REQUIREMENT: Reproduce the entries in full, with no changes.

---*---

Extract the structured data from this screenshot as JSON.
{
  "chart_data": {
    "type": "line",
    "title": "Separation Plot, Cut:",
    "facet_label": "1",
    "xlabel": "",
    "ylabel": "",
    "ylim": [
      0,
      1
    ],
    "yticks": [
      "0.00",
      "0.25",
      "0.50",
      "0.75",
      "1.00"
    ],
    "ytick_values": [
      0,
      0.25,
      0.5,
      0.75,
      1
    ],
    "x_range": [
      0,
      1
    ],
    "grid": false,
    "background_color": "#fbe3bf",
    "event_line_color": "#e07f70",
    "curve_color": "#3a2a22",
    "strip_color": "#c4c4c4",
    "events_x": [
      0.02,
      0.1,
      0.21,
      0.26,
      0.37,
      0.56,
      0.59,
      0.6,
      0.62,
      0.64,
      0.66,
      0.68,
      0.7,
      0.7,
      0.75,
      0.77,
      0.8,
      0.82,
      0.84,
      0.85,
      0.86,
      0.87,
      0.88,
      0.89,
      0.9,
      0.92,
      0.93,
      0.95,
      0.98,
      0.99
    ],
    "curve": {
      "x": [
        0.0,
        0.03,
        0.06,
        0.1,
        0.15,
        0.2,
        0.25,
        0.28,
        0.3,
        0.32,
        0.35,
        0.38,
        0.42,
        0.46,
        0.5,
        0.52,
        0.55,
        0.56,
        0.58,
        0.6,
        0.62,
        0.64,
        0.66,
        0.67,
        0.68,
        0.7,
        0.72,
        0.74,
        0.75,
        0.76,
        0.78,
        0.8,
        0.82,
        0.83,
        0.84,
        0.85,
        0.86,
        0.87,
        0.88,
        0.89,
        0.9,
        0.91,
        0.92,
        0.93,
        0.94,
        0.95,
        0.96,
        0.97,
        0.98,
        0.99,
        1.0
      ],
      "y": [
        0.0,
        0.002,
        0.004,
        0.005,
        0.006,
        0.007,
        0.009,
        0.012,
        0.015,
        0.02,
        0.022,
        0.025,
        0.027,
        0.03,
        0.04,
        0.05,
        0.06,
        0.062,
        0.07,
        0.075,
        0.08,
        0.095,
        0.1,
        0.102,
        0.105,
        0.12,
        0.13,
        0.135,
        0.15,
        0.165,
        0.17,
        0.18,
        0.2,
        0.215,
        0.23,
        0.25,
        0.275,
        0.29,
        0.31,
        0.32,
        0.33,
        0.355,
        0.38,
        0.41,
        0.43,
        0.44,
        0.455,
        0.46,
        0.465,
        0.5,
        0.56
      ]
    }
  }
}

---*---

FINISHED EXERCISE:
Extract the structured data from this screenshot as JSON.
{
  "chart_data": {
    "type": "line",
    "title": "Separation Plot, Cut:",
    "facet_label": "1",
    "xlabel": "",
    "ylabel": "",
    "ylim": [
      0,
      1
    ],
    "yticks": [
      "0.00",
      "0.25",
      "0.50",
      "0.75",
      "1.00"
    ],
    "ytick_values": [
      0,
      0.25,
      0.5,
      0.75,
      1
    ],
    "x_range": [
      0,
      1
    ],
    "grid": false,
    "background_color": "#fbe3bf",
    "event_line_color": "#e07f70",
    "curve_color": "#3a2a22",
    "strip_color": "#c4c4c4",
    "events_x": [
      0.02,
      0.1,
      0.21,
      0.26,
      0.37,
      0.56,
      0.59,
      0.6,
      0.62,
      0.64,
      0.66,
      0.68,
      0.7,
      0.7,
      0.75,
      0.77,
      0.8,
      0.82,
      0.84,
      0.85,
      0.86,
      0.87,
      0.88,
      0.89,
      0.9,
      0.92,
      0.93,
      0.95,
      0.98,
      0.99
    ],
    "curve": {
      "x": [
        0.0,
        0.03,
        0.06,
        0.1,
        0.15,
        0.2,
        0.25,
        0.28,
        0.3,
        0.32,
        0.35,
        0.38,
        0.42,
        0.46,
        0.5,
        0.52,
        0.55,
        0.56,
        0.58,
        0.6,
        0.62,
        0.64,
        0.66,
        0.67,
        0.68,
        0.7,
        0.72,
        0.74,
        0.75,
        0.76,
        0.78,
        0.8,
        0.82,
        0.83,
        0.84,
        0.85,
        0.86,
        0.87,
        0.88,
        0.89,
        0.9,
        0.91,
        0.92,
        0.93,
        0.94,
        0.95,
        0.96,
        0.97,
        0.98,
        0.99,
        1.0
      ],
      "y": [
        0.0,
        0.002,
        0.004,
        0.005,
        0.006,
        0.007,
        0.009,
        0.012,
        0.015,
        0.02,
        0.022,
        0.025,
        0.027,
        0.03,
        0.04,
        0.05,
        0.06,
        0.062,
        0.07,
        0.075,
        0.08,
        0.095,
        0.1,
        0.102,
        0.105,
        0.12,
        0.13,
        0.135,
        0.15,
        0.165,
        0.17,
        0.18,
        0.2,
        0.215,
        0.23,
        0.25,
        0.275,
        0.29,
        0.31,
        0.32,
        0.33,
        0.355,
        0.38,
        0.41,
        0.43,
        0.44,
        0.455,
        0.46,
        0.465,
        0.5,
        0.56
      ]
    }
  }
}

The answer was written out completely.